_Your objective_
Give every line of the material again, exactly as written.

_Dataset content_
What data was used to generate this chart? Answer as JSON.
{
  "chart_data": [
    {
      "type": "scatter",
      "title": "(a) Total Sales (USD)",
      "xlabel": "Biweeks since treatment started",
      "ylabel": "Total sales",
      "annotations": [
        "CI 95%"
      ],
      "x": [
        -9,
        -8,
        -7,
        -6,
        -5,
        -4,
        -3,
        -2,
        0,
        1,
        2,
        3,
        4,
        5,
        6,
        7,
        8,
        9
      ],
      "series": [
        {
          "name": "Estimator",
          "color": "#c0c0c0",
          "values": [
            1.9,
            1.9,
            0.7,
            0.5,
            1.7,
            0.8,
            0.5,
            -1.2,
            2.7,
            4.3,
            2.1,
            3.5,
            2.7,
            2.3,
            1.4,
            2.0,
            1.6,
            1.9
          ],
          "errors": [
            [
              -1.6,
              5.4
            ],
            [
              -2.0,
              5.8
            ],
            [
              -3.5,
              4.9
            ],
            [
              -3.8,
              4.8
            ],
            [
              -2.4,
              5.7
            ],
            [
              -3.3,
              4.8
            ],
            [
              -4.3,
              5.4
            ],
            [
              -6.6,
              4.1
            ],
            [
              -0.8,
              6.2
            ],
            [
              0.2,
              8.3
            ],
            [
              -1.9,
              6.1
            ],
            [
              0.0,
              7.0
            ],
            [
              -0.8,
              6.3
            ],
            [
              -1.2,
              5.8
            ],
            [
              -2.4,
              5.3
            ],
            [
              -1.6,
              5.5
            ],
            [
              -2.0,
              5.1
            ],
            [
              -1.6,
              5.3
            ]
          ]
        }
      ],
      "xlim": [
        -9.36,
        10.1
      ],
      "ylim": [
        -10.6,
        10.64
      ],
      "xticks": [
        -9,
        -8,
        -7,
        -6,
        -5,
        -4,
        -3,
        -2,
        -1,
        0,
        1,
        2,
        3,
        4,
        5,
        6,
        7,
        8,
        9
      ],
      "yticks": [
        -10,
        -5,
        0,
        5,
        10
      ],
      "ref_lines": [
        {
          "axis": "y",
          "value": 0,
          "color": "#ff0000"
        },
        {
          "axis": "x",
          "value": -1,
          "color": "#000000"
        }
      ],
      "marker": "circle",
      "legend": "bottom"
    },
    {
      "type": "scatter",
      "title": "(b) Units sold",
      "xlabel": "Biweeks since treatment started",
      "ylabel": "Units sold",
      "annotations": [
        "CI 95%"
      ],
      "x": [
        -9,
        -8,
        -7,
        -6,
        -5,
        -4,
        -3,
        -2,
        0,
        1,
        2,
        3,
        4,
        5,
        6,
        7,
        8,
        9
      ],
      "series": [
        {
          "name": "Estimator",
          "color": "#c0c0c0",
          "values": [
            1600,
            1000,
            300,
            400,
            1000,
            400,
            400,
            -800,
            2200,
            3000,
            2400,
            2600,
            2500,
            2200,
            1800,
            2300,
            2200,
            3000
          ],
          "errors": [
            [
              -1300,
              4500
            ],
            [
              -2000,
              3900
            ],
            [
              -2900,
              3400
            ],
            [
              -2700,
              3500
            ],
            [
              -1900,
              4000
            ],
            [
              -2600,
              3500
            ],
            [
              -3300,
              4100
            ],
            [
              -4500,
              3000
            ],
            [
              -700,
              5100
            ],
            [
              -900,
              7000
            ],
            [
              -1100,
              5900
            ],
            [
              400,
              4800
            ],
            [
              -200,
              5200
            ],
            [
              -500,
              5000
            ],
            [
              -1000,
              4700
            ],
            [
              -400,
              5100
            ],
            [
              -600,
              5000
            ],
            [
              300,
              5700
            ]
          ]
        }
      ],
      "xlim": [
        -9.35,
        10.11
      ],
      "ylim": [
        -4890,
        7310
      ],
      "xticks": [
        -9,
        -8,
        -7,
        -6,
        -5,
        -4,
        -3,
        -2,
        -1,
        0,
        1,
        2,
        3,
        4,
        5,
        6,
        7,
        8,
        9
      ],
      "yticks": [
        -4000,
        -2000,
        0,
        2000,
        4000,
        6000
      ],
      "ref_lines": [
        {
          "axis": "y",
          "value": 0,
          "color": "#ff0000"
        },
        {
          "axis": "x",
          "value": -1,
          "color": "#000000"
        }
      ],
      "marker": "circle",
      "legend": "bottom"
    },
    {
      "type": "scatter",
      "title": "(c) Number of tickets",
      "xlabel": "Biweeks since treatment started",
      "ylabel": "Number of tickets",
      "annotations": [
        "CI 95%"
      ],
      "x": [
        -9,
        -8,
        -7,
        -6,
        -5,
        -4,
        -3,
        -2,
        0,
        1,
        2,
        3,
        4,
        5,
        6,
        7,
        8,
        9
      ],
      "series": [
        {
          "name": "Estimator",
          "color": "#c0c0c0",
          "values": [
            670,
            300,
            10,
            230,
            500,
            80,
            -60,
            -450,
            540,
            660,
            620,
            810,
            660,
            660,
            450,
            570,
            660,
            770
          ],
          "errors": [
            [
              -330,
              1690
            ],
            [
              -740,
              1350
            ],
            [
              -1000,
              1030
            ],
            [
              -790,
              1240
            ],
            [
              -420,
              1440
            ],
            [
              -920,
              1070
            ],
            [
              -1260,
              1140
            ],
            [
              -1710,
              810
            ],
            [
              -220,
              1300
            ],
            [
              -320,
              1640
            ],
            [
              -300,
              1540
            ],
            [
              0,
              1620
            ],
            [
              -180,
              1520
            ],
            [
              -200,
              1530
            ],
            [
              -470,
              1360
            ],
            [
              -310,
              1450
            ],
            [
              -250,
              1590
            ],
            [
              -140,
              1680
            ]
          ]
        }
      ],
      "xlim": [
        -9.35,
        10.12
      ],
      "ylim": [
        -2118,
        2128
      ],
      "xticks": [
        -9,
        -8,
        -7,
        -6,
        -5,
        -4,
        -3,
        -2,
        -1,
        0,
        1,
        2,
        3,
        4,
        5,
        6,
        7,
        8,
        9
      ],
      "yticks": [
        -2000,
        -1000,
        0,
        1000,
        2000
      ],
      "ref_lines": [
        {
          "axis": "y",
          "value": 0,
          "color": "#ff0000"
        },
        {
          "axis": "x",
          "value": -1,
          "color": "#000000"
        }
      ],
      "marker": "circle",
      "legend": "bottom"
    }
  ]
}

_Finished task_
What data was used to generate this chart? Answer as JSON.
{
  "chart_data": [
    {
      "type": "scatter",
      "title": "(a) Total Sales (USD)",
      "xlabel": "Biweeks since treatment started",
      "ylabel": "Total sales",
      "annotations": [
        "CI 95%"
      ],
      "x": [
        -9,
        -8,
        -7,
        -6,
        -5,
        -4,
        -3,
        -2,
        0,
        1,
        2,
        3,
        4,
        5,
        6,
        7,
        8,
        9
      ],
      "series": [
        {
          "name": "Estimator",
          "color": "#c0c0c0",
          "values": [
            1.9,
            1.9,
            0.7,
            0.5,
            1.7,
            0.8,
            0.5,
            -1.2,
            2.7,
            4.3,
            2.1,
            3.5,
            2.7,
            2.3,
            1.4,
            2.0,
            1.6,
            1.9
          ],
          "errors": [
            [
              -1.6,
              5.4
            ],
            [
              -2.0,
              5.8
            ],
            [
              -3.5,
              4.9
            ],
            [
              -3.8,
              4.8
            ],
            [
              -2.4,
              5.7
            ],
            [
              -3.3,
              4.8
            ],
            [
              -4.3,
              5.4
            ],
            [
              -6.6,
              4.1
            ],
            [
              -0.8,
              6.2
            ],
            [
              0.2,
              8.3
            ],
            [
              -1.9,
              6.1
            ],
            [
              0.0,
              7.0
            ],
            [
              -0.8,
              6.3
            ],
            [
              -1.2,
              5.8
            ],
            [
              -2.4,
              5.3
            ],
            [
              -1.6,
              5.5
            ],
            [
              -2.0,
              5.1
            ],
            [
              -1.6,
              5.3
            ]
          ]
        }
      ],
      "xlim": [
        -9.36,
        10.1
      ],
      "ylim": [
        -10.6,
        10.64
      ],
      "xticks": [
        -9,
        -8,
        -7,
        -6,
        -5,
        -4,
        -3,
        -2,
        -1,
        0,
        1,
        2,
        3,
        4,
        5,
        6,
        7,
        8,
        9
      ],
      "yticks": [
        -10,
        -5,
        0,
        5,
        10
      ],
      "ref_lines": [
        {
          "axis": "y",
          "value": 0,
          "color": "#ff0000"
        },
        {
          "axis": "x",
          "value": -1,
          "color": "#000000"
        }
      ],
      "marker": "circle",
      "legend": "bottom"
    },
    {
      "type": "scatter",
      "title": "(b) Units sold",
      "xlabel": "Biweeks since treatment started",
      "ylabel": "Units sold",
      "annotations": [
        "CI 95%"
      ],
      "x": [
        -9,
        -8,
        -7,
        -6,
        -5,
        -4,
        -3,
        -2,
        0,
        1,
        2,
        3,
        4,
        5,
        6,
        7,
        8,
        9
      ],
      "series": [
        {
          "name": "Estimator",
          "color": "#c0c0c0",
          "values": [
            1600,
            1000,
            300,
            400,
            1000,
            400,
            400,
            -800,
            2200,
            3000,
            2400,
            2600,
            2500,
            2200,
            1800,
            2300,
            2200,
            3000
          ],
          "errors": [
            [
              -1300,
              4500
            ],
            [
              -2000,
              3900
            ],
            [
              -2900,
              3400
            ],
            [
              -2700,
              3500
            ],
            [
              -1900,
              4000
            ],
            [
              -2600,
              3500
            ],
            [
              -3300,
              4100
            ],
            [
              -4500,
              3000
            ],
            [
              -700,
              5100
            ],
            [
              -900,
              7000
            ],
            [
              -1100,
              5900
            ],
            [
              400,
              4800
            ],
            [
              -200,
              5200
            ],
            [
              -500,
              5000
            ],
            [
              -1000,
              4700
            ],
            [
              -400,
              5100
            ],
            [
              -600,
              5000
            ],
            [
              300,
              5700
            ]
          ]
        }
      ],
      "xlim": [
        -9.35,
        10.11
      ],
      "ylim": [
        -4890,
        7310
      ],
      "xticks": [
        -9,
        -8,
        -7,
        -6,
        -5,
        -4,
        -3,
        -2,
        -1,
        0,
        1,
        2,
        3,
        4,
        5,
        6,
        7,
        8,
        9
      ],
      "yticks": [
        -4000,
        -2000,
        0,
        2000,
        4000,
        6000
      ],
      "ref_lines": [
        {
          "axis": "y",
          "value": 0,
          "color": "#ff0000"
        },
        {
          "axis": "x",
          "value": -1,
          "color": "#000000"
        }
      ],
      "marker": "circle",
      "legend": "bottom"
    },
    {
      "type": "scatter",
      "title": "(c) Number of tickets",
      "xlabel": "Biweeks since treatment started",
      "ylabel": "Number of tickets",
      "annotations": [
        "CI 95%"
      ],
      "x": [
        -9,
        -8,
        -7,
        -6,
        -5,
        -4,
        -3,
        -2,
        0,
        1,
        2,
        3,
        4,
        5,
        6,
        7,
        8,
        9
      ],
      "series": [
        {
          "name": "Estimator",
          "color": "#c0c0c0",
          "values": [
            670,
            300,
            10,
            230,
            500,
            80,
            -60,
            -450,
            540,
            660,
            620,
            810,
            660,
            660,
            450,
            570,
            660,
            770
          ],
          "errors": [
            [
              -330,
              1690
            ],
            [
              -740,
              1350
            ],
            [
              -1000,
              1030
            ],
            [
              -790,
              1240
            ],
            [
              -420,
              1440
            ],
            [
              -920,
              1070
            ],
            [
              -1260,
              1140
            ],
            [
              -1710,
              810
            ],
            [
              -220,
              1300
            ],
            [
              -320,
              1640
            ],
            [
              -300,
              1540
            ],
            [
              0,
              1620
            ],
            [
              -180,
              1520
            ],
            [
              -200,
              1530
            ],
            [
              -470,
              1360
            ],
            [
              -310,
              1450
            ],
            [
              -250,
              1590
            ],
            [
              -140,
              1680
            ]
          ]
        }
      ],
      "xlim": [
        -9.35,
        10.12
      ],
      "ylim": [
        -2118,
        2128
      ],
      "xticks": [
        -9,
        -8,
        -7,
        -6,
        -5,
        -4,
        -3,
        -2,
        -1,
        0,
        1,
        2,
        3,
        4,
        5,
        6,
        7,
        8,
        9
      ],
      "yticks": [
        -2000,
        -1000,
        0,
        1000,
        2000
      ],
      "ref_lines": [
        {
          "axis": "y",
          "value": 0,
          "color": "#ff0000"
        },
        {
          "axis": "x",
          "value": -1,
          "color": "#000000"
        }
      ],
      "marker": "circle",
      "legend": "bottom"
    }
  ]
}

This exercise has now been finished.